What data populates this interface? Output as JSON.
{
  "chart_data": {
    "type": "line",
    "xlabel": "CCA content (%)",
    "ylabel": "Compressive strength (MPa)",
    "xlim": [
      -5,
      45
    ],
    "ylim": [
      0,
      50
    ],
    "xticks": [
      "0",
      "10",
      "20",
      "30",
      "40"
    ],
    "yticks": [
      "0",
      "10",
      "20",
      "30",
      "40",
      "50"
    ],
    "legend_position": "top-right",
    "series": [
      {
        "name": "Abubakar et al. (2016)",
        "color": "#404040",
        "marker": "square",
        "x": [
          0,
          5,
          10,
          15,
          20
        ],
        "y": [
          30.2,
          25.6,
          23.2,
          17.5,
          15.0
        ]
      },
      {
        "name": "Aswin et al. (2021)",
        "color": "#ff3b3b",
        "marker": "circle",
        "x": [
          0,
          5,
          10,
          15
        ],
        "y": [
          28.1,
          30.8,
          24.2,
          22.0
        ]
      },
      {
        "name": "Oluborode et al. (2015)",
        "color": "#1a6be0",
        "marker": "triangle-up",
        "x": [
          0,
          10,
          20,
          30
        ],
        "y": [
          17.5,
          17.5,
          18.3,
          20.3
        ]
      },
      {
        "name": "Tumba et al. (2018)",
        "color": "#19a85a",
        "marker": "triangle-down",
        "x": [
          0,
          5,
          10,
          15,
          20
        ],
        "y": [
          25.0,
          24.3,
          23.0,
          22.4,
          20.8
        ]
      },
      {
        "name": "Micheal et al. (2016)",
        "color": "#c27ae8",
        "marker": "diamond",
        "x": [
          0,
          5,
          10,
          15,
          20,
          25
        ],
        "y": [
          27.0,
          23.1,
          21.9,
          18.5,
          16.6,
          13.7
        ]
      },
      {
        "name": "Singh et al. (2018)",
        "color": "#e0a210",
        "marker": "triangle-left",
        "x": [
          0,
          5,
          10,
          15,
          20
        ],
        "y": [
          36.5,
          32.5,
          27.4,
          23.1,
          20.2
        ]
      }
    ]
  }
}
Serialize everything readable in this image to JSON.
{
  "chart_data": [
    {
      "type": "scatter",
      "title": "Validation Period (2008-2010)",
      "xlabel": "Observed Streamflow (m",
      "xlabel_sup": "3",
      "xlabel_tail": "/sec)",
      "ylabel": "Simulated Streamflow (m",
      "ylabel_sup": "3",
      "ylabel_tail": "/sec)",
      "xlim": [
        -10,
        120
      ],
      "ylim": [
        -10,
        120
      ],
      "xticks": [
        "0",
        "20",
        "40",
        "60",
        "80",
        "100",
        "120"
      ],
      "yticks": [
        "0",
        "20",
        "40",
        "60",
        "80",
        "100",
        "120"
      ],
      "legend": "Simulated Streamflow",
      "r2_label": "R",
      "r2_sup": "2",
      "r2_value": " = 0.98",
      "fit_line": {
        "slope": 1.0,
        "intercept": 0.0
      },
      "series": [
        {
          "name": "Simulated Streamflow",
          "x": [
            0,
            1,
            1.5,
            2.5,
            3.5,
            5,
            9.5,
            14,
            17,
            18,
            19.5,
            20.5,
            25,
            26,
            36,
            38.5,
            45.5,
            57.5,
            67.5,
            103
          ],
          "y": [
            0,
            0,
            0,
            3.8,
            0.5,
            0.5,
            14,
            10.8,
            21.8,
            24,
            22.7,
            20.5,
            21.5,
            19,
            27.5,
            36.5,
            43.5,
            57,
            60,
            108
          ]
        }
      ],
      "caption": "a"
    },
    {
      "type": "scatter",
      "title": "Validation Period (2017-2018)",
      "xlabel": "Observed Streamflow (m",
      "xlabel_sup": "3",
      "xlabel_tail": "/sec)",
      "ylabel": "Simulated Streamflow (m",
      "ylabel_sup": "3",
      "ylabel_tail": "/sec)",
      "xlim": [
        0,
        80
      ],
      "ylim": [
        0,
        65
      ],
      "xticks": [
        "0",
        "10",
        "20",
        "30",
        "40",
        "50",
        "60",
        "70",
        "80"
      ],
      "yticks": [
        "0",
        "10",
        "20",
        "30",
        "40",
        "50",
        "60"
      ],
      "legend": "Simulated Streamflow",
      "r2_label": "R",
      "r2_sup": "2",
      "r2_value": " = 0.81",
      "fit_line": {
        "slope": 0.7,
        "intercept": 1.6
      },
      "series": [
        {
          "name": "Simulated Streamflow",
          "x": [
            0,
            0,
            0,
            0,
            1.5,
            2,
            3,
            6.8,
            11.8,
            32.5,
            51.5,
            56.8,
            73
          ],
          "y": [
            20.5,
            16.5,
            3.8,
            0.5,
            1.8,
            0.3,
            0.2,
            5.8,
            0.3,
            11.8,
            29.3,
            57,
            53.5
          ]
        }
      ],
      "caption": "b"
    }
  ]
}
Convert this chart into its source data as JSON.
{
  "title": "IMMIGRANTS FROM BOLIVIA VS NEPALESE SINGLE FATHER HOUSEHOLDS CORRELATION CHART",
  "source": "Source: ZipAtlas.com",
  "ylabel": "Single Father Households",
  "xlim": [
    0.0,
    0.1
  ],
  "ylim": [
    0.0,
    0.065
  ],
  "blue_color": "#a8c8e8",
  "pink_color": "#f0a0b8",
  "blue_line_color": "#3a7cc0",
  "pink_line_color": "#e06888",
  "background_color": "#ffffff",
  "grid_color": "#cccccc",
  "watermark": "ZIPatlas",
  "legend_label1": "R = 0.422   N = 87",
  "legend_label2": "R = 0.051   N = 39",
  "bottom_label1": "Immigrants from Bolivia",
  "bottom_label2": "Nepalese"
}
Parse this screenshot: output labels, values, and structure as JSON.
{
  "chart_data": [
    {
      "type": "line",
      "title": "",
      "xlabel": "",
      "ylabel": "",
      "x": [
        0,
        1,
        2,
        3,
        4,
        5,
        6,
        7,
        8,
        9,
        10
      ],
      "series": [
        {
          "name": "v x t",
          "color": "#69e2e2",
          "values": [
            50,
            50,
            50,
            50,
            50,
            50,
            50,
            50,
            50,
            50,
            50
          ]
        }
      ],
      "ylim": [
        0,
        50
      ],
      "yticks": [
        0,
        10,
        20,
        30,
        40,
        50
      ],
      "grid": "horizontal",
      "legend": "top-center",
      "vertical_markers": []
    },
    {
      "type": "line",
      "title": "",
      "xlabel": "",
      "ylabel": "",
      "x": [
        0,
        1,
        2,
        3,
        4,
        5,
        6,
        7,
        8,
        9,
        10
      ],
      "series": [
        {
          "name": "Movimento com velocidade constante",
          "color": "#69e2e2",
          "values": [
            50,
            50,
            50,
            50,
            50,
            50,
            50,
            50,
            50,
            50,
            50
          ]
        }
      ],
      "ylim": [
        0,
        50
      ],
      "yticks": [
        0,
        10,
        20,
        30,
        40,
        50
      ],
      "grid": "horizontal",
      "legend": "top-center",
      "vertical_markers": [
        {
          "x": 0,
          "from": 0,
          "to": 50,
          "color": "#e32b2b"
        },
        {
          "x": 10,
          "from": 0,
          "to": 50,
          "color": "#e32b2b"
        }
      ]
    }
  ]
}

# PROBLEM
Extract, word for word, each line of the listing above.

# EXERCISE RESPONSE
What data populates this interface? Output as JSON.
{
  "chart_data": {
    "type": "line",
    "xlabel": "CCA content (%)",
    "ylabel": "Compressive strength (MPa)",
    "xlim": [
      -5,
      45
    ],
    "ylim": [
      0,
      50
    ],
    "xticks": [
      "0",
      "10",
      "20",
      "30",
      "40"
    ],
    "yticks": [
      "0",
      "10",
      "20",
      "30",
      "40",
      "50"
    ],
    "legend_position": "top-right",
    "series": [
      {
        "name": "Abubakar et al. (2016)",
        "color": "#404040",
        "marker": "square",
        "x": [
          0,
          5,
          10,
          15,
          20
        ],
        "y": [
          30.2,
          25.6,
          23.2,
          17.5,
          15.0
        ]
      },
      {
        "name": "Aswin et al. (2021)",
        "color": "#ff3b3b",
        "marker": "circle",
        "x": [
          0,
          5,
          10,
          15
        ],
        "y": [
          28.1,
          30.8,
          24.2,
          22.0
        ]
      },
      {
        "name": "Oluborode et al. (2015)",
        "color": "#1a6be0",
        "marker": "triangle-up",
        "x": [
          0,
          10,
          20,
          30
        ],
        "y": [
          17.5,
          17.5,
          18.3,
          20.3
        ]
      },
      {
        "name": "Tumba et al. (2018)",
        "color": "#19a85a",
        "marker": "triangle-down",
        "x": [
          0,
          5,
          10,
          15,
          20
        ],
        "y": [
          25.0,
          24.3,
          23.0,
          22.4,
          20.8
        ]
      },
      {
        "name": "Micheal et al. (2016)",
        "color": "#c27ae8",
        "marker": "diamond",
        "x": [
          0,
          5,
          10,
          15,
          20,
          25
        ],
        "y": [
          27.0,
          23.1,
          21.9,
          18.5,
          16.6,
          13.7
        ]
      },
      {
        "name": "Singh et al. (2018)",
        "color": "#e0a210",
        "marker": "triangle-left",
        "x": [
          0,
          5,
          10,
          15,
          20
        ],
        "y": [
          36.5,
          32.5,
          27.4,
          23.1,
          20.2
        ]
      }
    ]
  }
}
Serialize everything readable in this image to JSON.
{
  "chart_data": [
    {
      "type": "scatter",
      "title": "Validation Period (2008-2010)",
      "xlabel": "Observed Streamflow (m",
      "xlabel_sup": "3",
      "xlabel_tail": "/sec)",
      "ylabel": "Simulated Streamflow (m",
      "ylabel_sup": "3",
      "ylabel_tail": "/sec)",
      "xlim": [
        -10,
        120
      ],
      "ylim": [
        -10,
        120
      ],
      "xticks": [
        "0",
        "20",
        "40",
        "60",
        "80",
        "100",
        "120"
      ],
      "yticks": [
        "0",
        "20",
        "40",
        "60",
        "80",
        "100",
        "120"
      ],
      "legend": "Simulated Streamflow",
      "r2_label": "R",
      "r2_sup": "2",
      "r2_value": " = 0.98",
      "fit_line": {
        "slope": 1.0,
        "intercept": 0.0
      },
      "series": [
        {
          "name": "Simulated Streamflow",
          "x": [
            0,
            1,
            1.5,
            2.5,
            3.5,
            5,
            9.5,
            14,
            17,
            18,
            19.5,
            20.5,
            25,
            26,
            36,
            38.5,
            45.5,
            57.5,
            67.5,
            103
          ],
          "y": [
            0,
            0,
            0,
            3.8,
            0.5,
            0.5,
            14,
            10.8,
            21.8,
            24,
            22.7,
            20.5,
            21.5,
            19,
            27.5,
            36.5,
            43.5,
            57,
            60,
            108
          ]
        }
      ],
      "caption": "a"
    },
    {
      "type": "scatter",
      "title": "Validation Period (2017-2018)",
      "xlabel": "Observed Streamflow (m",
      "xlabel_sup": "3",
      "xlabel_tail": "/sec)",
      "ylabel": "Simulated Streamflow (m",
      "ylabel_sup": "3",
      "ylabel_tail": "/sec)",
      "xlim": [
        0,
        80
      ],
      "ylim": [
        0,
        65
      ],
      "xticks": [
        "0",
        "10",
        "20",
        "30",
        "40",
        "50",
        "60",
        "70",
        "80"
      ],
      "yticks": [
        "0",
        "10",
        "20",
        "30",
        "40",
        "50",
        "60"
      ],
      "legend": "Simulated Streamflow",
      "r2_label": "R",
      "r2_sup": "2",
      "r2_value": " = 0.81",
      "fit_line": {
        "slope": 0.7,
        "intercept": 1.6
      },
      "series": [
        {
          "name": "Simulated Streamflow",
          "x": [
            0,
            0,
            0,
            0,
            1.5,
            2,
            3,
            6.8,
            11.8,
            32.5,
            51.5,
            56.8,
            73
          ],
          "y": [
            20.5,
            16.5,
            3.8,
            0.5,
            1.8,
            0.3,
            0.2,
            5.8,
            0.3,
            11.8,
            29.3,
            57,
            53.5
          ]
        }
      ],
      "caption": "b"
    }
  ]
}
Convert this chart into its source data as JSON.
{
  "title": "IMMIGRANTS FROM BOLIVIA VS NEPALESE SINGLE FATHER HOUSEHOLDS CORRELATION CHART",
  "source": "Source: ZipAtlas.com",
  "ylabel": "Single Father Households",
  "xlim": [
    0.0,
    0.1
  ],
  "ylim": [
    0.0,
    0.065
  ],
  "blue_color": "#a8c8e8",
  "pink_color": "#f0a0b8",
  "blue_line_color": "#3a7cc0",
  "pink_line_color": "#e06888",
  "background_color": "#ffffff",
  "grid_color": "#cccccc",
  "watermark": "ZIPatlas",
  "legend_label1": "R = 0.422   N = 87",
  "legend_label2": "R = 0.051   N = 39",
  "bottom_label1": "Immigrants from Bolivia",
  "bottom_label2": "Nepalese"
}
Parse this screenshot: output labels, values, and structure as JSON.
{
  "chart_data": [
    {
      "type": "line",
      "title": "",
      "xlabel": "",
      "ylabel": "",
      "x": [
        0,
        1,
        2,
        3,
        4,
        5,
        6,
        7,
        8,
        9,
        10
      ],
      "series": [
        {
          "name": "v x t",
          "color": "#69e2e2",
          "values": [
            50,
            50,
            50,
            50,
            50,
            50,
            50,
            50,
            50,
            50,
            50
          ]
        }
      ],
      "ylim": [
        0,
        50
      ],
      "yticks": [
        0,
        10,
        20,
        30,
        40,
        50
      ],
      "grid": "horizontal",
      "legend": "top-center",
      "vertical_markers": []
    },
    {
      "type": "line",
      "title": "",
      "xlabel": "",
      "ylabel": "",
      "x": [
        0,
        1,
        2,
        3,
        4,
        5,
        6,
        7,
        8,
        9,
        10
      ],
      "series": [
        {
          "name": "Movimento com velocidade constante",
          "color": "#69e2e2",
          "values": [
            50,
            50,
            50,
            50,
            50,
            50,
            50,
            50,
            50,
            50,
            50
          ]
        }
      ],
      "ylim": [
        0,
        50
      ],
      "yticks": [
        0,
        10,
        20,
        30,
        40,
        50
      ],
      "grid": "horizontal",
      "legend": "top-center",
      "vertical_markers": [
        {
          "x": 0,
          "from": 0,
          "to": 50,
          "color": "#e32b2b"
        },
        {
          "x": 10,
          "from": 0,
          "to": 50,
          "color": "#e32b2b"
        }
      ]
    }
  ]
}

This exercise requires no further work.